Quote the listing below in its entirety, omitting every image.

(Records for the task):
● ● ● ● ● ● ●

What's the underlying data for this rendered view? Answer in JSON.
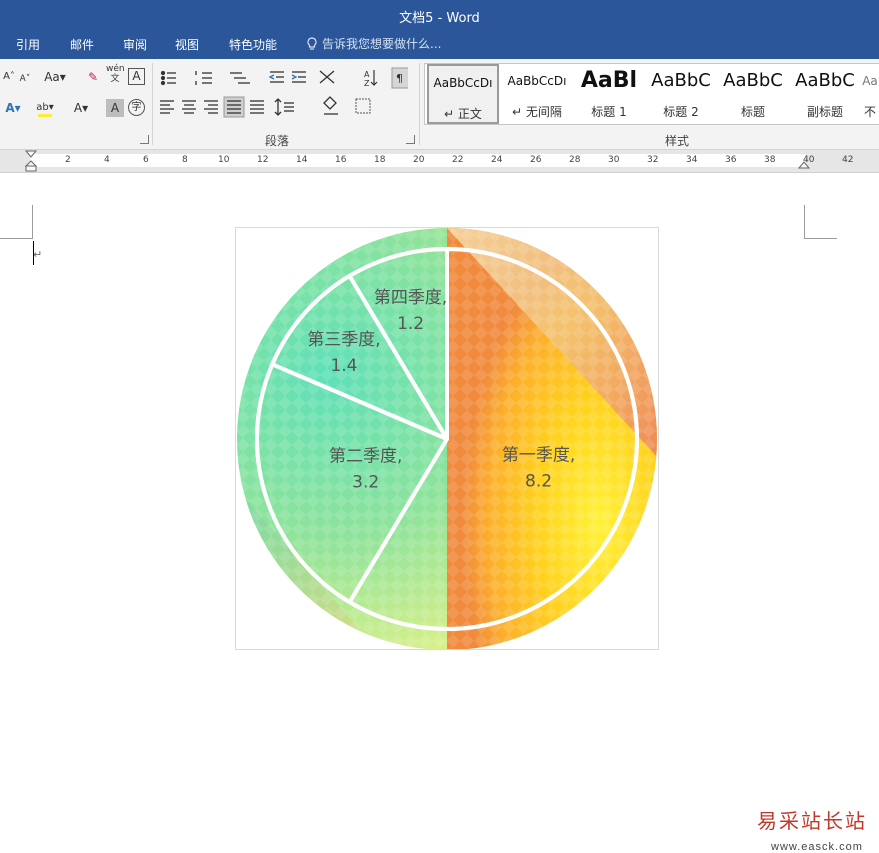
{
  "window": {
    "title": "文档5 - Word"
  },
  "tabs": [
    {
      "label": "引用"
    },
    {
      "label": "邮件"
    },
    {
      "label": "审阅"
    },
    {
      "label": "视图"
    },
    {
      "label": "特色功能"
    }
  ],
  "tell_me": {
    "placeholder": "告诉我您想要做什么..."
  },
  "ribbon": {
    "groups": [
      {
        "label": "段落"
      },
      {
        "label": "样式"
      }
    ],
    "font_buttons": {
      "aa": "Aa",
      "pinyin": "wén",
      "pinyin_char": "文",
      "font_color": "A",
      "char_shading": "A",
      "enclose": "字"
    },
    "styles": [
      {
        "preview": "AaBbCcDı",
        "name": "正文"
      },
      {
        "preview": "AaBbCcDı",
        "name": "无间隔"
      },
      {
        "preview": "AaBl",
        "name": "标题 1"
      },
      {
        "preview": "AaBbC",
        "name": "标题 2"
      },
      {
        "preview": "AaBbC",
        "name": "标题"
      },
      {
        "preview": "AaBbC",
        "name": "副标题"
      },
      {
        "preview": "Aa",
        "name": "不"
      }
    ]
  },
  "ruler": {
    "numbers": [
      "2",
      "4",
      "6",
      "8",
      "10",
      "12",
      "14",
      "16",
      "18",
      "20",
      "22",
      "24",
      "26",
      "28",
      "30",
      "32",
      "34",
      "36",
      "38",
      "40",
      "42"
    ]
  },
  "chart_data": {
    "type": "pie",
    "categories": [
      "第一季度",
      "第二季度",
      "第三季度",
      "第四季度"
    ],
    "values": [
      8.2,
      3.2,
      1.4,
      1.2
    ],
    "data_labels": [
      "第一季度,\n8.2",
      "第二季度,\n3.2",
      "第三季度,\n1.4",
      "第四季度,\n1.2"
    ],
    "legend": "none",
    "fill": "gradient texture (green-yellow-orange-red)"
  },
  "colors": {
    "title_bar": "#2b579a",
    "ribbon": "#f3f3f3",
    "watermark": "#c0392b"
  },
  "watermark": {
    "text": "易采站长站",
    "url": "www.easck.com"
  }
}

● ● ● ● ● ● ●

(Worked solution):
What's the underlying data for this rendered view? Answer in JSON.
{
  "window": {
    "title": "文档5 - Word"
  },
  "tabs": [
    {
      "label": "引用"
    },
    {
      "label": "邮件"
    },
    {
      "label": "审阅"
    },
    {
      "label": "视图"
    },
    {
      "label": "特色功能"
    }
  ],
  "tell_me": {
    "placeholder": "告诉我您想要做什么..."
  },
  "ribbon": {
    "groups": [
      {
        "label": "段落"
      },
      {
        "label": "样式"
      }
    ],
    "font_buttons": {
      "aa": "Aa",
      "pinyin": "wén",
      "pinyin_char": "文",
      "font_color": "A",
      "char_shading": "A",
      "enclose": "字"
    },
    "styles": [
      {
        "preview": "AaBbCcDı",
        "name": "正文"
      },
      {
        "preview": "AaBbCcDı",
        "name": "无间隔"
      },
      {
        "preview": "AaBl",
        "name": "标题 1"
      },
      {
        "preview": "AaBbC",
        "name": "标题 2"
      },
      {
        "preview": "AaBbC",
        "name": "标题"
      },
      {
        "preview": "AaBbC",
        "name": "副标题"
      },
      {
        "preview": "Aa",
        "name": "不"
      }
    ]
  },
  "ruler": {
    "numbers": [
      "2",
      "4",
      "6",
      "8",
      "10",
      "12",
      "14",
      "16",
      "18",
      "20",
      "22",
      "24",
      "26",
      "28",
      "30",
      "32",
      "34",
      "36",
      "38",
      "40",
      "42"
    ]
  },
  "chart_data": {
    "type": "pie",
    "categories": [
      "第一季度",
      "第二季度",
      "第三季度",
      "第四季度"
    ],
    "values": [
      8.2,
      3.2,
      1.4,
      1.2
    ],
    "data_labels": [
      "第一季度,\n8.2",
      "第二季度,\n3.2",
      "第三季度,\n1.4",
      "第四季度,\n1.2"
    ],
    "legend": "none",
    "fill": "gradient texture (green-yellow-orange-red)"
  },
  "colors": {
    "title_bar": "#2b579a",
    "ribbon": "#f3f3f3",
    "watermark": "#c0392b"
  },
  "watermark": {
    "text": "易采站长站",
    "url": "www.easck.com"
  }
}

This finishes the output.